──────── Dataset rows
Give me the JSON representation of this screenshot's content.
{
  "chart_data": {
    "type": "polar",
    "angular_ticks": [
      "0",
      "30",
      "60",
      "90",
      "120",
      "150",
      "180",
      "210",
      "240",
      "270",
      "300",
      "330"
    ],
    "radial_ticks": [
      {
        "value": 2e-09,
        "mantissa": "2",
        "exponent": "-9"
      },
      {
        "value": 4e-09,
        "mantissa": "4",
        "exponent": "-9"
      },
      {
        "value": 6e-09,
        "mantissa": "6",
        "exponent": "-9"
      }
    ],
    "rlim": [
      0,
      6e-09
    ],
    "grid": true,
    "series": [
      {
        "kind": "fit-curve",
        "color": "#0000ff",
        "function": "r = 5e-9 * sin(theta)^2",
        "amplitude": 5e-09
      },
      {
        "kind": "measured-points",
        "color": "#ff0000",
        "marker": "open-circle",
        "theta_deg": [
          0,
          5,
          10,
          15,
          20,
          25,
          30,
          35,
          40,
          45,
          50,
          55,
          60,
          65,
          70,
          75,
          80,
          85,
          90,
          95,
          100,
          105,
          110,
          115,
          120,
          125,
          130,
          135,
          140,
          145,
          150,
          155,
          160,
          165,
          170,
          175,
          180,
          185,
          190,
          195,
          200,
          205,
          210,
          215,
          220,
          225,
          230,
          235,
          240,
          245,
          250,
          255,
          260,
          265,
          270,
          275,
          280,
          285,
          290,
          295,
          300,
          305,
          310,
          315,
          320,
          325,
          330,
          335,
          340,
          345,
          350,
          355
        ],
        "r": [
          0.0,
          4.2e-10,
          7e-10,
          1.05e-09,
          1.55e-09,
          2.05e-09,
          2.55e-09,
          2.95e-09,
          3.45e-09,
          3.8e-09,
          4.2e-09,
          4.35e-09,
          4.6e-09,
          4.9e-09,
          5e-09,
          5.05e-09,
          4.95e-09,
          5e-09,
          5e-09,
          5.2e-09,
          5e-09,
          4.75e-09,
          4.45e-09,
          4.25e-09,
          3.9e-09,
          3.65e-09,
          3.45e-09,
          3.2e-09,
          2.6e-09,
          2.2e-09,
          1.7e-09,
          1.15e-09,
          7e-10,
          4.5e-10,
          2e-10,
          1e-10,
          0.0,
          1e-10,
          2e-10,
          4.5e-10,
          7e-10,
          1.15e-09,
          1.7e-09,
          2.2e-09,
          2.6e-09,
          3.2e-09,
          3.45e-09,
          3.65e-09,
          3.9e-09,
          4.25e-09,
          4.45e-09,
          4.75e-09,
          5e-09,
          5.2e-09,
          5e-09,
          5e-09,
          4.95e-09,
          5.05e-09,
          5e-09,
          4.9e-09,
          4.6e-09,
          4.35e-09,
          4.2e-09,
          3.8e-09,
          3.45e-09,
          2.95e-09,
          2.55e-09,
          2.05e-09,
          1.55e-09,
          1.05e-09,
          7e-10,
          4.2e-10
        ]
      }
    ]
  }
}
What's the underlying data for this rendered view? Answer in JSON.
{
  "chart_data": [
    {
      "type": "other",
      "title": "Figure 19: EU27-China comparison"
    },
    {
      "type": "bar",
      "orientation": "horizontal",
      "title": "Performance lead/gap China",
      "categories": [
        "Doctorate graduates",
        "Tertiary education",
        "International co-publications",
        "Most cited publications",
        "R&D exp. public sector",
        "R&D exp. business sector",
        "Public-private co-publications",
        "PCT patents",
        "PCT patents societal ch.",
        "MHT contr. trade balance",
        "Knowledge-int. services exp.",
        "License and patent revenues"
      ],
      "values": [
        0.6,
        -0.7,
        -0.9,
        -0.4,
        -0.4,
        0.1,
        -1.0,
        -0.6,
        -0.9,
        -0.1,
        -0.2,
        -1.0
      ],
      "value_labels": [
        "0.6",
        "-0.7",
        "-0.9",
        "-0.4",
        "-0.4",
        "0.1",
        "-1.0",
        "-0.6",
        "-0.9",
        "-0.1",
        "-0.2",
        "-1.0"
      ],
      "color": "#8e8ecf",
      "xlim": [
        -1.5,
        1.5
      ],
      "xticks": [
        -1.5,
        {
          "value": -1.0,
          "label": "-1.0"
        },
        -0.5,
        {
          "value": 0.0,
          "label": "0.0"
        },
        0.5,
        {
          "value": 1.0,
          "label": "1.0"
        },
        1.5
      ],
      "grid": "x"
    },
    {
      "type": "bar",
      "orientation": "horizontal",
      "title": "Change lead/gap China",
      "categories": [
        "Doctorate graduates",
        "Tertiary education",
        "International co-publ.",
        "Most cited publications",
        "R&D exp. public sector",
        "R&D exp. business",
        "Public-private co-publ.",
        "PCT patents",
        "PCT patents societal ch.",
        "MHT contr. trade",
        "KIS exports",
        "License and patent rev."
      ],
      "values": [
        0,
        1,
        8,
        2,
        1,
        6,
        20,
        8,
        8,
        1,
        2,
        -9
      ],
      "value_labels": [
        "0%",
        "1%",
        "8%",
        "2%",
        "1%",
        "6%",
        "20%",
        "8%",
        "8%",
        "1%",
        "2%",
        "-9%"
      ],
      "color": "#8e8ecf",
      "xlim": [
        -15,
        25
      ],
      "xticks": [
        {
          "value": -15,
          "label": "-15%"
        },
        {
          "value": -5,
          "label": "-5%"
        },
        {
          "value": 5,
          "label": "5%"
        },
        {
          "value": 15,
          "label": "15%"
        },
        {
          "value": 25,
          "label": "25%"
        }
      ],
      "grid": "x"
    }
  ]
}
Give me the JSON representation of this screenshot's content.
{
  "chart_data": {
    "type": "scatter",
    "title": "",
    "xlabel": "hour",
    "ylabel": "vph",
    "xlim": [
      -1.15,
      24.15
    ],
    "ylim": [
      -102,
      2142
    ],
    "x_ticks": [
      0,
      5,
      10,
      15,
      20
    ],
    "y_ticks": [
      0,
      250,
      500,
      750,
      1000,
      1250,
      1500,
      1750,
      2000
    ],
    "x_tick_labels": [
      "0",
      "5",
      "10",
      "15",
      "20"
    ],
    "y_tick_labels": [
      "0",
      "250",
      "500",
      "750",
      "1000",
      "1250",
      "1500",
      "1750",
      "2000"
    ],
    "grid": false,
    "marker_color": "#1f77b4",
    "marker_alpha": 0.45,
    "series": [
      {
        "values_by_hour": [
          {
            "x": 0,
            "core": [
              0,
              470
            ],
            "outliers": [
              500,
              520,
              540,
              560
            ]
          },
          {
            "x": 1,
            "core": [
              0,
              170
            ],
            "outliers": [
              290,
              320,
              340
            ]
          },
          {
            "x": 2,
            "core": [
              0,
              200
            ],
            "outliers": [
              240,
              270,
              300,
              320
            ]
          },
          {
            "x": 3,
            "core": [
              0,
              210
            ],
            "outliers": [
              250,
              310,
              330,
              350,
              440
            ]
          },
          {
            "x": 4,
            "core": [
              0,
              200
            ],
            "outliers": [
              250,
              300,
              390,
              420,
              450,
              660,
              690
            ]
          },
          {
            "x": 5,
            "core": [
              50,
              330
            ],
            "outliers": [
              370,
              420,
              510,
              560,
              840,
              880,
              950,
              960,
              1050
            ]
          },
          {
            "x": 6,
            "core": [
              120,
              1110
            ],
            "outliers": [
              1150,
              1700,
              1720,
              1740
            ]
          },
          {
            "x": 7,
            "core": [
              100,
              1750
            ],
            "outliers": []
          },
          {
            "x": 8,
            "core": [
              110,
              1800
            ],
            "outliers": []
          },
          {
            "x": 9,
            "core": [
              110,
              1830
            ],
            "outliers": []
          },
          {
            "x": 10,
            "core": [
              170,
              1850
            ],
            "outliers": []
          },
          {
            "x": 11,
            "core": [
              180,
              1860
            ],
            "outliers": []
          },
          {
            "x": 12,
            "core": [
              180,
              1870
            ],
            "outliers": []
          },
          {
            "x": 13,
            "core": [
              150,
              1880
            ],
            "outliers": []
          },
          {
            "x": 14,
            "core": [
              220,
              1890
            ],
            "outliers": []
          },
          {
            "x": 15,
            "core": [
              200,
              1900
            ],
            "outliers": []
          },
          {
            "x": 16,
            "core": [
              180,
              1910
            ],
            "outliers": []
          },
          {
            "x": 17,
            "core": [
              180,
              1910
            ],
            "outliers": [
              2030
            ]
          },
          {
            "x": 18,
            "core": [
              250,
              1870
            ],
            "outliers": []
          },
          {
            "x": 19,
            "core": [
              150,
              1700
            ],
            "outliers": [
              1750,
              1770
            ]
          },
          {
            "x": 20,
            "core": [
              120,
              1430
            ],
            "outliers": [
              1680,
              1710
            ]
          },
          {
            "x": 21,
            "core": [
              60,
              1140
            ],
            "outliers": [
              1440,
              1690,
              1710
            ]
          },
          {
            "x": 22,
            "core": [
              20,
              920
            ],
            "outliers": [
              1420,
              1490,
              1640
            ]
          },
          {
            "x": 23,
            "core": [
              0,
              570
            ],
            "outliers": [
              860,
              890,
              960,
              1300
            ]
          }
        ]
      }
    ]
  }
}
────────────────
_Problem:_ Using the records above, gather all lines where the string "type" is present.

_Exercise result:_
    "type": "polar",
      "type": "other",
      "type": "bar",
      "type": "bar",
    "type": "scatter",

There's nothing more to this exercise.